_Written instruction_:
Set all the material down again unchanged, without the pictures.

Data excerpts

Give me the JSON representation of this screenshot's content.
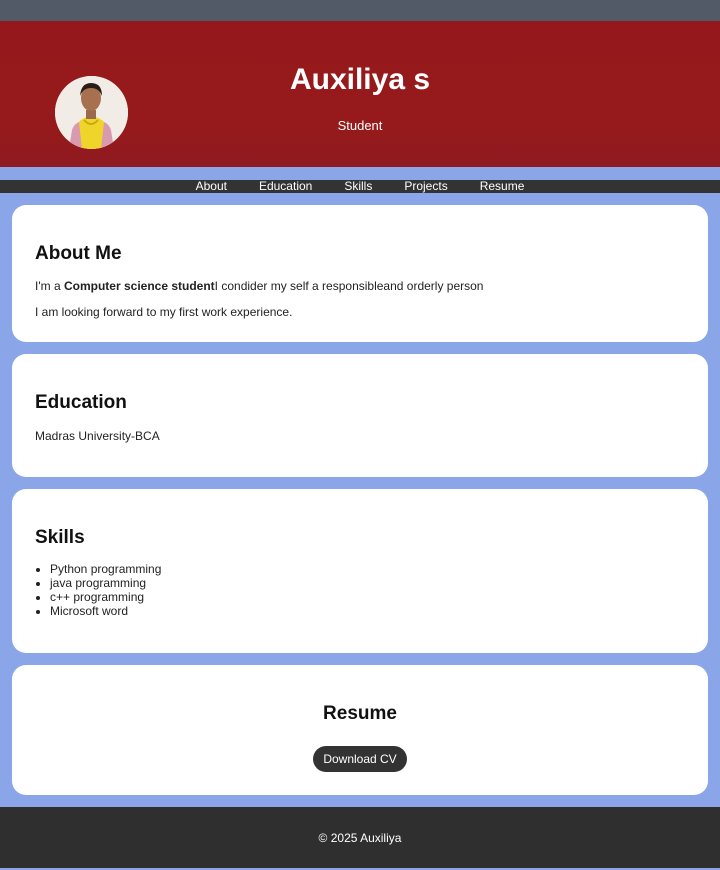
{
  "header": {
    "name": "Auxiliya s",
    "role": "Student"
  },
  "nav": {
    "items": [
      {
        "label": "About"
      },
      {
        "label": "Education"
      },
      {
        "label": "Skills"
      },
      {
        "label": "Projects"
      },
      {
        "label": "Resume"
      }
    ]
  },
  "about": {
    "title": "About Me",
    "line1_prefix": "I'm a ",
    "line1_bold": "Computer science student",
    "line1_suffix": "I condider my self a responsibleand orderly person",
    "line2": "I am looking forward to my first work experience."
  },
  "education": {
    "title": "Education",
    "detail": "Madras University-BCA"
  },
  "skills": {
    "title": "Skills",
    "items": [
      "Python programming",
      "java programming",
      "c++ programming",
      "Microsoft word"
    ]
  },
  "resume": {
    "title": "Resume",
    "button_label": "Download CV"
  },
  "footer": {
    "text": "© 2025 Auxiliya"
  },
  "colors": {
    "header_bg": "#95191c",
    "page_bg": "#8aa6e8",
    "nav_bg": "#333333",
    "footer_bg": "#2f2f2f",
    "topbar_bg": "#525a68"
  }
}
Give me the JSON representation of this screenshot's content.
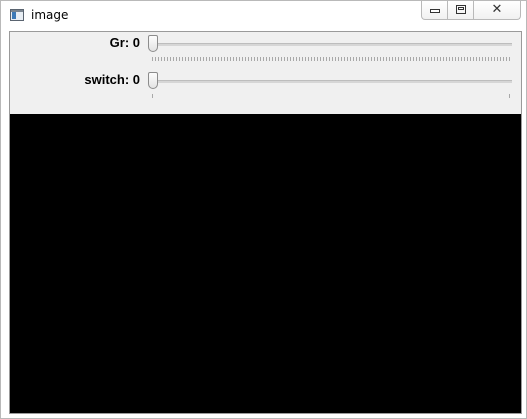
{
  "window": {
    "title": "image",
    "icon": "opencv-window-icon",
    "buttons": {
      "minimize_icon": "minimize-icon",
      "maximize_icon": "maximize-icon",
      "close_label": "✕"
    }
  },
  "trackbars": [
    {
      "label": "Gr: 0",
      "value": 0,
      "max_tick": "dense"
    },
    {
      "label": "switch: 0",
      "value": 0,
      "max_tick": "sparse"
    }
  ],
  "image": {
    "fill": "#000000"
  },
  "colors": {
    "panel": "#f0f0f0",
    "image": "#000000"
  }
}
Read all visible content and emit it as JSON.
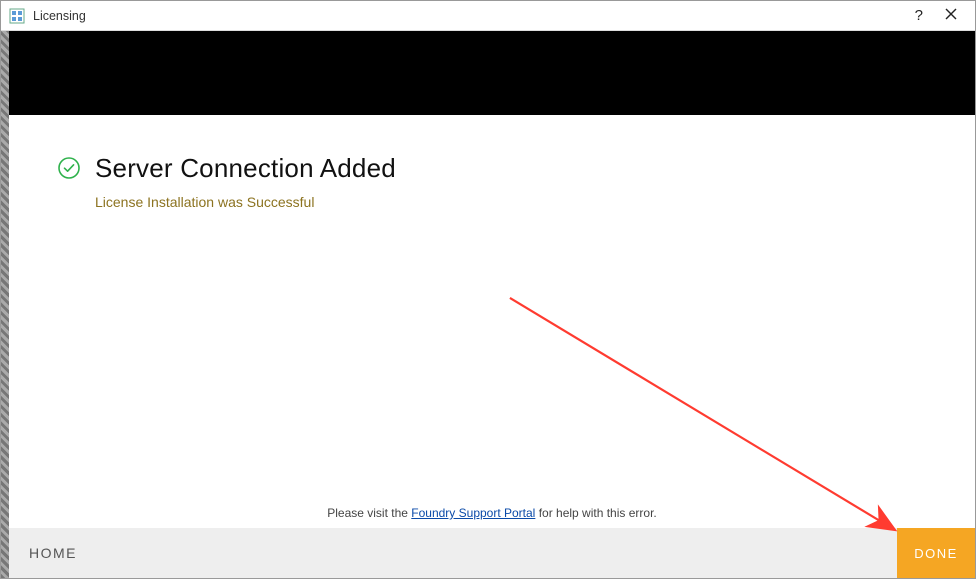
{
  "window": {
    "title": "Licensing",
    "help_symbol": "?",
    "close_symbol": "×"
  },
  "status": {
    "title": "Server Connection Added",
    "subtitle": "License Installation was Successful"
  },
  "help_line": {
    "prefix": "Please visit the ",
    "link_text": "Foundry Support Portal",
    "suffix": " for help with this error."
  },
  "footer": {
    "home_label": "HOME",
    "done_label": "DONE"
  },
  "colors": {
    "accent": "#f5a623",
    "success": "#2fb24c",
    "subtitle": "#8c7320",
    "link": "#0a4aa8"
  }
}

_Task response_:
Give me the JSON representation of this screenshot's content.
{
  "header": {
    "name": "Auxiliya s",
    "role": "Student"
  },
  "nav": {
    "items": [
      {
        "label": "About"
      },
      {
        "label": "Education"
      },
      {
        "label": "Skills"
      },
      {
        "label": "Projects"
      },
      {
        "label": "Resume"
      }
    ]
  },
  "about": {
    "title": "About Me",
    "line1_prefix": "I'm a ",
    "line1_bold": "Computer science student",
    "line1_suffix": "I condider my self a responsibleand orderly person",
    "line2": "I am looking forward to my first work experience."
  },
  "education": {
    "title": "Education",
    "detail": "Madras University-BCA"
  },
  "skills": {
    "title": "Skills",
    "items": [
      "Python programming",
      "java programming",
      "c++ programming",
      "Microsoft word"
    ]
  },
  "resume": {
    "title": "Resume",
    "button_label": "Download CV"
  },
  "footer": {
    "text": "© 2025 Auxiliya"
  },
  "colors": {
    "header_bg": "#95191c",
    "page_bg": "#8aa6e8",
    "nav_bg": "#333333",
    "footer_bg": "#2f2f2f",
    "topbar_bg": "#525a68"
  }
}
Give me the JSON representation of this screenshot's content.
{
  "window": {
    "title": "image",
    "icon": "opencv-window-icon",
    "buttons": {
      "minimize_icon": "minimize-icon",
      "maximize_icon": "maximize-icon",
      "close_label": "✕"
    }
  },
  "trackbars": [
    {
      "label": "Gr: 0",
      "value": 0,
      "max_tick": "dense"
    },
    {
      "label": "switch: 0",
      "value": 0,
      "max_tick": "sparse"
    }
  ],
  "image": {
    "fill": "#000000"
  },
  "colors": {
    "panel": "#f0f0f0",
    "image": "#000000"
  }
}
Read all visible content and emit it as JSON.
{
  "window": {
    "title": "Licensing",
    "help_symbol": "?",
    "close_symbol": "×"
  },
  "status": {
    "title": "Server Connection Added",
    "subtitle": "License Installation was Successful"
  },
  "help_line": {
    "prefix": "Please visit the ",
    "link_text": "Foundry Support Portal",
    "suffix": " for help with this error."
  },
  "footer": {
    "home_label": "HOME",
    "done_label": "DONE"
  },
  "colors": {
    "accent": "#f5a623",
    "success": "#2fb24c",
    "subtitle": "#8c7320",
    "link": "#0a4aa8"
  }
}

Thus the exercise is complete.